START

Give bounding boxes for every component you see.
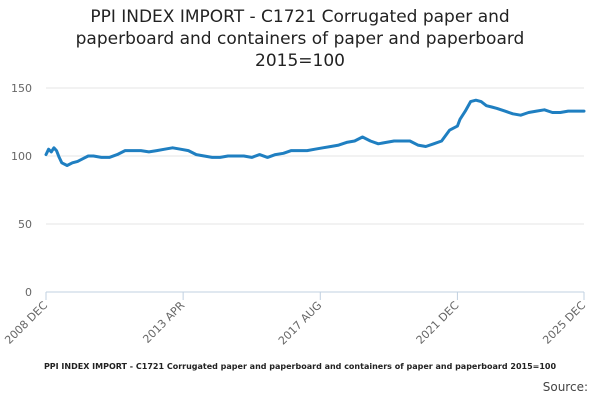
- series-line: [44, 98, 586, 167]
- y-tick-label: 50: [18, 218, 32, 231]
- x-tick-label: 2021 DEC: [414, 299, 462, 347]
- x-tick-label: 2017 AUG: [276, 299, 325, 348]
- x-tick-label: 2013 APR: [140, 299, 187, 346]
- title-line-3: 2015=100: [255, 51, 345, 71]
- x-tick-label: 2025 DEC: [540, 299, 588, 347]
- title-line-2: paperboard and containers of paper and p…: [75, 29, 525, 49]
- x-tick-label: 2008 DEC: [2, 299, 50, 347]
- y-tick-label: 100: [11, 150, 32, 163]
- y-tick-label: 0: [25, 286, 32, 299]
- source-label: Source:: [542, 380, 588, 394]
- y-tick-label: 150: [11, 82, 32, 95]
- chart-title: PPI INDEX IMPORT - C1721 Corrugated pape…: [0, 6, 600, 72]
- legend-label: PPI INDEX IMPORT - C1721 Corrugated pape…: [43, 362, 557, 371]
- title-line-1: PPI INDEX IMPORT - C1721 Corrugated pape…: [90, 7, 510, 27]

END

- Task statement -
Reproduce all the rows above with every "x-tick-label" replaced by "x-axis-label", changing nothing else, and omit the pictures.

- Reply -
Give bounding boxes for every component you see.
- series-line: [44, 98, 586, 167]
- y-tick-label: 50: [18, 218, 32, 231]
- x-axis-label: 2021 DEC: [414, 299, 462, 347]
- x-axis-label: 2017 AUG: [276, 299, 325, 348]
- x-axis-label: 2013 APR: [140, 299, 187, 346]
- title-line-3: 2015=100: [255, 51, 345, 71]
- x-axis-label: 2025 DEC: [540, 299, 588, 347]
- title-line-2: paperboard and containers of paper and p…: [75, 29, 525, 49]
- x-axis-label: 2008 DEC: [2, 299, 50, 347]
- y-tick-label: 100: [11, 150, 32, 163]
- y-tick-label: 0: [25, 286, 32, 299]
- source-label: Source:: [542, 380, 588, 394]
- y-tick-label: 150: [11, 82, 32, 95]
- chart-title: PPI INDEX IMPORT - C1721 Corrugated pape…: [0, 6, 600, 72]
- legend-label: PPI INDEX IMPORT - C1721 Corrugated pape…: [43, 362, 557, 371]
- title-line-1: PPI INDEX IMPORT - C1721 Corrugated pape…: [90, 7, 510, 27]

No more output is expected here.